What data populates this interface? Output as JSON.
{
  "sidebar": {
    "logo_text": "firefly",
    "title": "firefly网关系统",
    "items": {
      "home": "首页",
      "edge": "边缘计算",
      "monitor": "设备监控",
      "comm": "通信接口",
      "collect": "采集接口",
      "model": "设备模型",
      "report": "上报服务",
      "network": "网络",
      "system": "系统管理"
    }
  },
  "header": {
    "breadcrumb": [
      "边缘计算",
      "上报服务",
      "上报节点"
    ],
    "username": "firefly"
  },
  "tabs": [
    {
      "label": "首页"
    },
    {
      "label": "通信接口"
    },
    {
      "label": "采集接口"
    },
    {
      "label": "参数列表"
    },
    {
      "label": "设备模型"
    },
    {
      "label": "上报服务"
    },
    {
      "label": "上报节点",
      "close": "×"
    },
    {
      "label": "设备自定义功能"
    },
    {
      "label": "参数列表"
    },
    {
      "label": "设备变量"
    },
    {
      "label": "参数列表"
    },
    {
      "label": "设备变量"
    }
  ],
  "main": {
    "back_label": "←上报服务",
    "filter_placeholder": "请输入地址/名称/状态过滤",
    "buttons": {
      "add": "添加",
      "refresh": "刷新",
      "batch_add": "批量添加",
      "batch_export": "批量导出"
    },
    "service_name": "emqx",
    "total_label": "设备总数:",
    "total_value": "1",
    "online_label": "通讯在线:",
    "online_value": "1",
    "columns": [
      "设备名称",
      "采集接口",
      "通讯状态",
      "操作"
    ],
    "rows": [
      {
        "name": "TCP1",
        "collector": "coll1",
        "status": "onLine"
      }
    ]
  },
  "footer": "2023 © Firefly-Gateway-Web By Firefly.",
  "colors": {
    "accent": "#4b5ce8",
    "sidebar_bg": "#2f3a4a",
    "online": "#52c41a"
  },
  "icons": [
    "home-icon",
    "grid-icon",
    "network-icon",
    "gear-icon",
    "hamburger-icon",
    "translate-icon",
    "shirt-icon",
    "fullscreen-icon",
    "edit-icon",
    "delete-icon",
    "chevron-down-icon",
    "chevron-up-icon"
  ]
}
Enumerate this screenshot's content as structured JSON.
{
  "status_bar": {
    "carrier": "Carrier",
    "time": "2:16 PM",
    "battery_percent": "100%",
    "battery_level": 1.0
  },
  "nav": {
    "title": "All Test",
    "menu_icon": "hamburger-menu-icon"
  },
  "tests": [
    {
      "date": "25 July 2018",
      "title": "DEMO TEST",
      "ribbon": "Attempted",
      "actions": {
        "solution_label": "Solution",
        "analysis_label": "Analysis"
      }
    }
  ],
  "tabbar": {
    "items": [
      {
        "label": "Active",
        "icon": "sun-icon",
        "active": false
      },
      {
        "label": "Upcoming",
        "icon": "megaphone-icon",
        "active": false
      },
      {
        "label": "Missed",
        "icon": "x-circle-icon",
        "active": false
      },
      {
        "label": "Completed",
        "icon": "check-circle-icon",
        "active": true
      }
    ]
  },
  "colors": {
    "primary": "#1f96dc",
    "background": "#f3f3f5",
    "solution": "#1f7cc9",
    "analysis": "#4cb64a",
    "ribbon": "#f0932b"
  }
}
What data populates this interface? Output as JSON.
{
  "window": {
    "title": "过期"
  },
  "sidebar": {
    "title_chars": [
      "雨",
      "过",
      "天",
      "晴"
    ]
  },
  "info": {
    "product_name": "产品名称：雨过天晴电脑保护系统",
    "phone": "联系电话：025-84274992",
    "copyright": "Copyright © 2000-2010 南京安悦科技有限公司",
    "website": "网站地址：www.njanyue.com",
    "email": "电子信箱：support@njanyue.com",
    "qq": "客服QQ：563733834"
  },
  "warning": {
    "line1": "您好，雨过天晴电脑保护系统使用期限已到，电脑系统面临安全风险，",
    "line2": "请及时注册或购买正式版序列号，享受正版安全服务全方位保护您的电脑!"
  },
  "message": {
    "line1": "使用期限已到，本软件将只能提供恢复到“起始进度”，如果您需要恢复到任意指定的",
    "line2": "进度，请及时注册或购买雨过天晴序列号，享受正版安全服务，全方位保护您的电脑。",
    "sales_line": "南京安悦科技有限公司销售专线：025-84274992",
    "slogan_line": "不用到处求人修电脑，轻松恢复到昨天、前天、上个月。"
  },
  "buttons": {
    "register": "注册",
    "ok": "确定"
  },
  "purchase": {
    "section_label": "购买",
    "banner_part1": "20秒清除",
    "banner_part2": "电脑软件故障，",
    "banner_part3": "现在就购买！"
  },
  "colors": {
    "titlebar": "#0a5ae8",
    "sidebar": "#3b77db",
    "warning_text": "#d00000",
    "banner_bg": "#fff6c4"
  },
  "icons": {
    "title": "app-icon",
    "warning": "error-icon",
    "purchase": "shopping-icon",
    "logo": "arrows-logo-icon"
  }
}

########

Given problem | In the listing, find every line containing the word "circle" and list it.

Answer below |
        "icon": "x-circle-icon",
        "icon": "check-circle-icon",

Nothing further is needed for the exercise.